Your job is to restate each entry word for word.

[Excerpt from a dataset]
>>>>>

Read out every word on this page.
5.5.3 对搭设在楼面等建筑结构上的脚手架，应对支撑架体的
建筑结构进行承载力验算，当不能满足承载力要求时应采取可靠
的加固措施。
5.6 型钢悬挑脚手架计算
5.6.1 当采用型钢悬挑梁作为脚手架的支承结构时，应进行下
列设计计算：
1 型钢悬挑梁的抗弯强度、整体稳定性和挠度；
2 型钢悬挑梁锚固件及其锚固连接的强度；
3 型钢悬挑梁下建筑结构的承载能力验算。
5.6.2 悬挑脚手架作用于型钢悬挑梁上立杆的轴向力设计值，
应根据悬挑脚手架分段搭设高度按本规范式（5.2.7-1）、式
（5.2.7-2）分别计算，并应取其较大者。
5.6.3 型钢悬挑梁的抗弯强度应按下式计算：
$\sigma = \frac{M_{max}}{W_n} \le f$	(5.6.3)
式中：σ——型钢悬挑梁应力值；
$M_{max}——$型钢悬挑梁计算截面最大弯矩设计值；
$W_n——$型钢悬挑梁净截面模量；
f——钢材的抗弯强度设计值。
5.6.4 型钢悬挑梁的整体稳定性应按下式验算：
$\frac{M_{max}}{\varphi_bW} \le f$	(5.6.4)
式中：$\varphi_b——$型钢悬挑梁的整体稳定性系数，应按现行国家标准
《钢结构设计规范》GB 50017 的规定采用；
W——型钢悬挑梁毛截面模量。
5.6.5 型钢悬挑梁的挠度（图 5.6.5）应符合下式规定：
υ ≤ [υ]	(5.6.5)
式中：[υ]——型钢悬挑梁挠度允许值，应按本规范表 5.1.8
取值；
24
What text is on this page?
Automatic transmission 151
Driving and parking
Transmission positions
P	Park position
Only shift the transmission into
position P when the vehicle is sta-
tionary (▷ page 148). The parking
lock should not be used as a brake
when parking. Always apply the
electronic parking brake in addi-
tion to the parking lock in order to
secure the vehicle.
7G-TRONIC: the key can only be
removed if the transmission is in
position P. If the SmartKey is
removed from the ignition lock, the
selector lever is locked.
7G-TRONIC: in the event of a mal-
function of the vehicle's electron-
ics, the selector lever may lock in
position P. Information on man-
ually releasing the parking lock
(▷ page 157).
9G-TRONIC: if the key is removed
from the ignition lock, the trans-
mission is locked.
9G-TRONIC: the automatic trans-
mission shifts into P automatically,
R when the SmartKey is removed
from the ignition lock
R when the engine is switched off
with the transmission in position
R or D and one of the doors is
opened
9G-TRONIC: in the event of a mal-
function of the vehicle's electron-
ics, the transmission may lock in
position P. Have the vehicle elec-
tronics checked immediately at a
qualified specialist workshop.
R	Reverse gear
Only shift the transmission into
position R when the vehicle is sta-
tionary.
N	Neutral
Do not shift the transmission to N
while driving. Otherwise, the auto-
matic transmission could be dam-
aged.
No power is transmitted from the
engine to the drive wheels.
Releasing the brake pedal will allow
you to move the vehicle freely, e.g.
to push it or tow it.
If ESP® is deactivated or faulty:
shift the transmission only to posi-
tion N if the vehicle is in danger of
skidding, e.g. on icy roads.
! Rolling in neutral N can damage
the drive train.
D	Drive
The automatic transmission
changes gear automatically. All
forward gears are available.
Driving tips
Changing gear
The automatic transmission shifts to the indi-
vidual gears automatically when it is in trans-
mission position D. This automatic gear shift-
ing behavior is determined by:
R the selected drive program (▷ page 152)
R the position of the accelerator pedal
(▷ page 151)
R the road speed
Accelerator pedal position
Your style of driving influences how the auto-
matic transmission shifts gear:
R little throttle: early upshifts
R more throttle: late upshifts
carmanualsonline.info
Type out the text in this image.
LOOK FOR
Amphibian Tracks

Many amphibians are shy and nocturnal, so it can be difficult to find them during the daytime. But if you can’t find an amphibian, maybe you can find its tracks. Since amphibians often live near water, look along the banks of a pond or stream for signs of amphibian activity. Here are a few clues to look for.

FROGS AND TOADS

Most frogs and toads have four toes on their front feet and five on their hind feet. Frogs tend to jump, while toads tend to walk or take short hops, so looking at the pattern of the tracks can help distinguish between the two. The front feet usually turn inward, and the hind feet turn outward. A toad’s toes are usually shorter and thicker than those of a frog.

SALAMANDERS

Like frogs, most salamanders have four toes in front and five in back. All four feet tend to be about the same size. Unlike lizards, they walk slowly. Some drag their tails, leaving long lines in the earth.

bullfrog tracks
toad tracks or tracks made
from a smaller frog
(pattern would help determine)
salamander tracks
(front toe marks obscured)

<<<<<

Correct response:
Read out every word on this page.
5.5.3 对搭设在楼面等建筑结构上的脚手架，应对支撑架体的
建筑结构进行承载力验算，当不能满足承载力要求时应采取可靠
的加固措施。
5.6 型钢悬挑脚手架计算
5.6.1 当采用型钢悬挑梁作为脚手架的支承结构时，应进行下
列设计计算：
1 型钢悬挑梁的抗弯强度、整体稳定性和挠度；
2 型钢悬挑梁锚固件及其锚固连接的强度；
3 型钢悬挑梁下建筑结构的承载能力验算。
5.6.2 悬挑脚手架作用于型钢悬挑梁上立杆的轴向力设计值，
应根据悬挑脚手架分段搭设高度按本规范式（5.2.7-1）、式
（5.2.7-2）分别计算，并应取其较大者。
5.6.3 型钢悬挑梁的抗弯强度应按下式计算：
$\sigma = \frac{M_{max}}{W_n} \le f$	(5.6.3)
式中：σ——型钢悬挑梁应力值；
$M_{max}——$型钢悬挑梁计算截面最大弯矩设计值；
$W_n——$型钢悬挑梁净截面模量；
f——钢材的抗弯强度设计值。
5.6.4 型钢悬挑梁的整体稳定性应按下式验算：
$\frac{M_{max}}{\varphi_bW} \le f$	(5.6.4)
式中：$\varphi_b——$型钢悬挑梁的整体稳定性系数，应按现行国家标准
《钢结构设计规范》GB 50017 的规定采用；
W——型钢悬挑梁毛截面模量。
5.6.5 型钢悬挑梁的挠度（图 5.6.5）应符合下式规定：
υ ≤ [υ]	(5.6.5)
式中：[υ]——型钢悬挑梁挠度允许值，应按本规范表 5.1.8
取值；
24
What text is on this page?
Automatic transmission 151
Driving and parking
Transmission positions
P	Park position
Only shift the transmission into
position P when the vehicle is sta-
tionary (▷ page 148). The parking
lock should not be used as a brake
when parking. Always apply the
electronic parking brake in addi-
tion to the parking lock in order to
secure the vehicle.
7G-TRONIC: the key can only be
removed if the transmission is in
position P. If the SmartKey is
removed from the ignition lock, the
selector lever is locked.
7G-TRONIC: in the event of a mal-
function of the vehicle's electron-
ics, the selector lever may lock in
position P. Information on man-
ually releasing the parking lock
(▷ page 157).
9G-TRONIC: if the key is removed
from the ignition lock, the trans-
mission is locked.
9G-TRONIC: the automatic trans-
mission shifts into P automatically,
R when the SmartKey is removed
from the ignition lock
R when the engine is switched off
with the transmission in position
R or D and one of the doors is
opened
9G-TRONIC: in the event of a mal-
function of the vehicle's electron-
ics, the transmission may lock in
position P. Have the vehicle elec-
tronics checked immediately at a
qualified specialist workshop.
R	Reverse gear
Only shift the transmission into
position R when the vehicle is sta-
tionary.
N	Neutral
Do not shift the transmission to N
while driving. Otherwise, the auto-
matic transmission could be dam-
aged.
No power is transmitted from the
engine to the drive wheels.
Releasing the brake pedal will allow
you to move the vehicle freely, e.g.
to push it or tow it.
If ESP® is deactivated or faulty:
shift the transmission only to posi-
tion N if the vehicle is in danger of
skidding, e.g. on icy roads.
! Rolling in neutral N can damage
the drive train.
D	Drive
The automatic transmission
changes gear automatically. All
forward gears are available.
Driving tips
Changing gear
The automatic transmission shifts to the indi-
vidual gears automatically when it is in trans-
mission position D. This automatic gear shift-
ing behavior is determined by:
R the selected drive program (▷ page 152)
R the position of the accelerator pedal
(▷ page 151)
R the road speed
Accelerator pedal position
Your style of driving influences how the auto-
matic transmission shifts gear:
R little throttle: early upshifts
R more throttle: late upshifts
carmanualsonline.info
Type out the text in this image.
LOOK FOR
Amphibian Tracks

Many amphibians are shy and nocturnal, so it can be difficult to find them during the daytime. But if you can’t find an amphibian, maybe you can find its tracks. Since amphibians often live near water, look along the banks of a pond or stream for signs of amphibian activity. Here are a few clues to look for.

FROGS AND TOADS

Most frogs and toads have four toes on their front feet and five on their hind feet. Frogs tend to jump, while toads tend to walk or take short hops, so looking at the pattern of the tracks can help distinguish between the two. The front feet usually turn inward, and the hind feet turn outward. A toad’s toes are usually shorter and thicker than those of a frog.

SALAMANDERS

Like frogs, most salamanders have four toes in front and five in back. All four feet tend to be about the same size. Unlike lizards, they walk slowly. Some drag their tails, leaving long lines in the earth.

bullfrog tracks
toad tracks or tracks made
from a smaller frog
(pattern would help determine)
salamander tracks
(front toe marks obscured)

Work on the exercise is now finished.